> [WORK REQUIRED]:
Return the material exactly as supplied, apart from the pictures, which are omitted.

___ DATA EXCERPTS ___

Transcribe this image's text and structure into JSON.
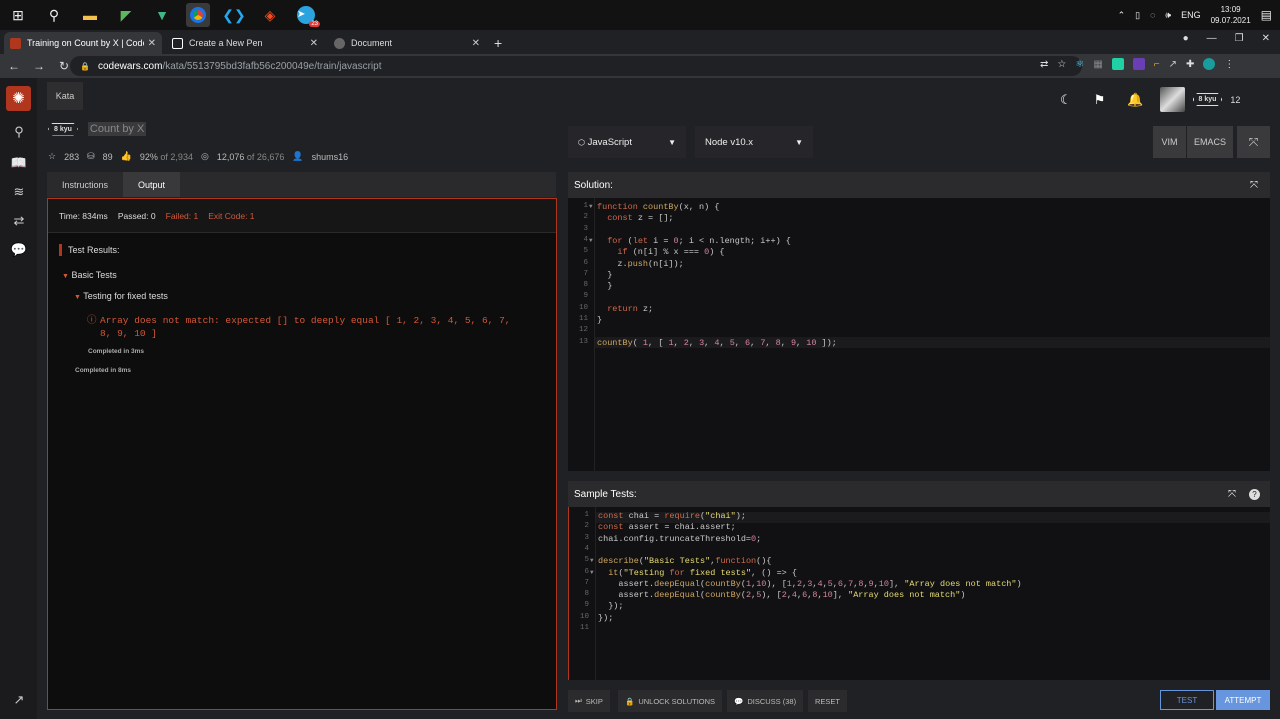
{
  "taskbar": {
    "time": "13:09",
    "date": "09.07.2021",
    "lang": "ENG",
    "badge_count": "23",
    "notif_count": "1"
  },
  "tabs": [
    {
      "label": "Training on Count by X | Codewars",
      "active": true,
      "color": "#b1361e"
    },
    {
      "label": "Create a New Pen",
      "active": false,
      "color": "#ffffff"
    },
    {
      "label": "Document",
      "active": false,
      "color": "#666666"
    }
  ],
  "address": {
    "host": "codewars.com",
    "path": "/kata/5513795bd3fafb56c200049e/train/javascript"
  },
  "header": {
    "kata_tab": "Kata",
    "user_rank": "8 kyu",
    "honor": "12"
  },
  "kata": {
    "rank": "8 kyu",
    "title": "Count by X",
    "stars": "283",
    "votes": "89",
    "satisfaction": "92%",
    "satisfaction_of": "of 2,934",
    "completed": "12,076",
    "completed_of": "of 26,676",
    "author": "shums16"
  },
  "panel_tabs": {
    "instructions": "Instructions",
    "output": "Output"
  },
  "run": {
    "time": "Time: 834ms",
    "passed": "Passed: 0",
    "failed": "Failed: 1",
    "exit": "Exit Code: 1"
  },
  "results": {
    "heading": "Test Results:",
    "group": "Basic Tests",
    "subgroup": "Testing for fixed tests",
    "error_line1": "Array does not match: expected [] to deeply equal [ 1, 2, 3, 4, 5, 6, 7,",
    "error_line2": "8, 9, 10 ]",
    "completed_inner": "Completed in 3ms",
    "completed_outer": "Completed in 8ms"
  },
  "toolbar": {
    "language": "JavaScript",
    "runtime": "Node v10.x",
    "vim": "VIM",
    "emacs": "EMACS"
  },
  "solution": {
    "title": "Solution:",
    "lines": [
      "function countBy(x, n) {",
      "  const z = [];",
      "",
      "  for (let i = 0; i < n.length; i++) {",
      "    if (n[i] % x === 0) {",
      "    z.push(n[i]);",
      "  }",
      "  }",
      "",
      "  return z;",
      "}",
      "",
      "countBy( 1, [ 1, 2, 3, 4, 5, 6, 7, 8, 9, 10 ]);"
    ]
  },
  "sample": {
    "title": "Sample Tests:",
    "lines": [
      "const chai = require(\"chai\");",
      "const assert = chai.assert;",
      "chai.config.truncateThreshold=0;",
      "",
      "describe(\"Basic Tests\",function(){",
      "  it(\"Testing for fixed tests\", () => {",
      "    assert.deepEqual(countBy(1,10), [1,2,3,4,5,6,7,8,9,10], \"Array does not match\")",
      "    assert.deepEqual(countBy(2,5), [2,4,6,8,10], \"Array does not match\")",
      "  });",
      "});",
      ""
    ]
  },
  "actions": {
    "skip": "SKIP",
    "unlock": "UNLOCK SOLUTIONS",
    "discuss": "DISCUSS (38)",
    "reset": "RESET",
    "test": "TEST",
    "attempt": "ATTEMPT"
  }
}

___

> [COMPLETE RESPONSE]:
Transcribe this image's text and structure into JSON.
{
  "taskbar": {
    "time": "13:09",
    "date": "09.07.2021",
    "lang": "ENG",
    "badge_count": "23",
    "notif_count": "1"
  },
  "tabs": [
    {
      "label": "Training on Count by X | Codewars",
      "active": true,
      "color": "#b1361e"
    },
    {
      "label": "Create a New Pen",
      "active": false,
      "color": "#ffffff"
    },
    {
      "label": "Document",
      "active": false,
      "color": "#666666"
    }
  ],
  "address": {
    "host": "codewars.com",
    "path": "/kata/5513795bd3fafb56c200049e/train/javascript"
  },
  "header": {
    "kata_tab": "Kata",
    "user_rank": "8 kyu",
    "honor": "12"
  },
  "kata": {
    "rank": "8 kyu",
    "title": "Count by X",
    "stars": "283",
    "votes": "89",
    "satisfaction": "92%",
    "satisfaction_of": "of 2,934",
    "completed": "12,076",
    "completed_of": "of 26,676",
    "author": "shums16"
  },
  "panel_tabs": {
    "instructions": "Instructions",
    "output": "Output"
  },
  "run": {
    "time": "Time: 834ms",
    "passed": "Passed: 0",
    "failed": "Failed: 1",
    "exit": "Exit Code: 1"
  },
  "results": {
    "heading": "Test Results:",
    "group": "Basic Tests",
    "subgroup": "Testing for fixed tests",
    "error_line1": "Array does not match: expected [] to deeply equal [ 1, 2, 3, 4, 5, 6, 7,",
    "error_line2": "8, 9, 10 ]",
    "completed_inner": "Completed in 3ms",
    "completed_outer": "Completed in 8ms"
  },
  "toolbar": {
    "language": "JavaScript",
    "runtime": "Node v10.x",
    "vim": "VIM",
    "emacs": "EMACS"
  },
  "solution": {
    "title": "Solution:",
    "lines": [
      "function countBy(x, n) {",
      "  const z = [];",
      "",
      "  for (let i = 0; i < n.length; i++) {",
      "    if (n[i] % x === 0) {",
      "    z.push(n[i]);",
      "  }",
      "  }",
      "",
      "  return z;",
      "}",
      "",
      "countBy( 1, [ 1, 2, 3, 4, 5, 6, 7, 8, 9, 10 ]);"
    ]
  },
  "sample": {
    "title": "Sample Tests:",
    "lines": [
      "const chai = require(\"chai\");",
      "const assert = chai.assert;",
      "chai.config.truncateThreshold=0;",
      "",
      "describe(\"Basic Tests\",function(){",
      "  it(\"Testing for fixed tests\", () => {",
      "    assert.deepEqual(countBy(1,10), [1,2,3,4,5,6,7,8,9,10], \"Array does not match\")",
      "    assert.deepEqual(countBy(2,5), [2,4,6,8,10], \"Array does not match\")",
      "  });",
      "});",
      ""
    ]
  },
  "actions": {
    "skip": "SKIP",
    "unlock": "UNLOCK SOLUTIONS",
    "discuss": "DISCUSS (38)",
    "reset": "RESET",
    "test": "TEST",
    "attempt": "ATTEMPT"
  }
}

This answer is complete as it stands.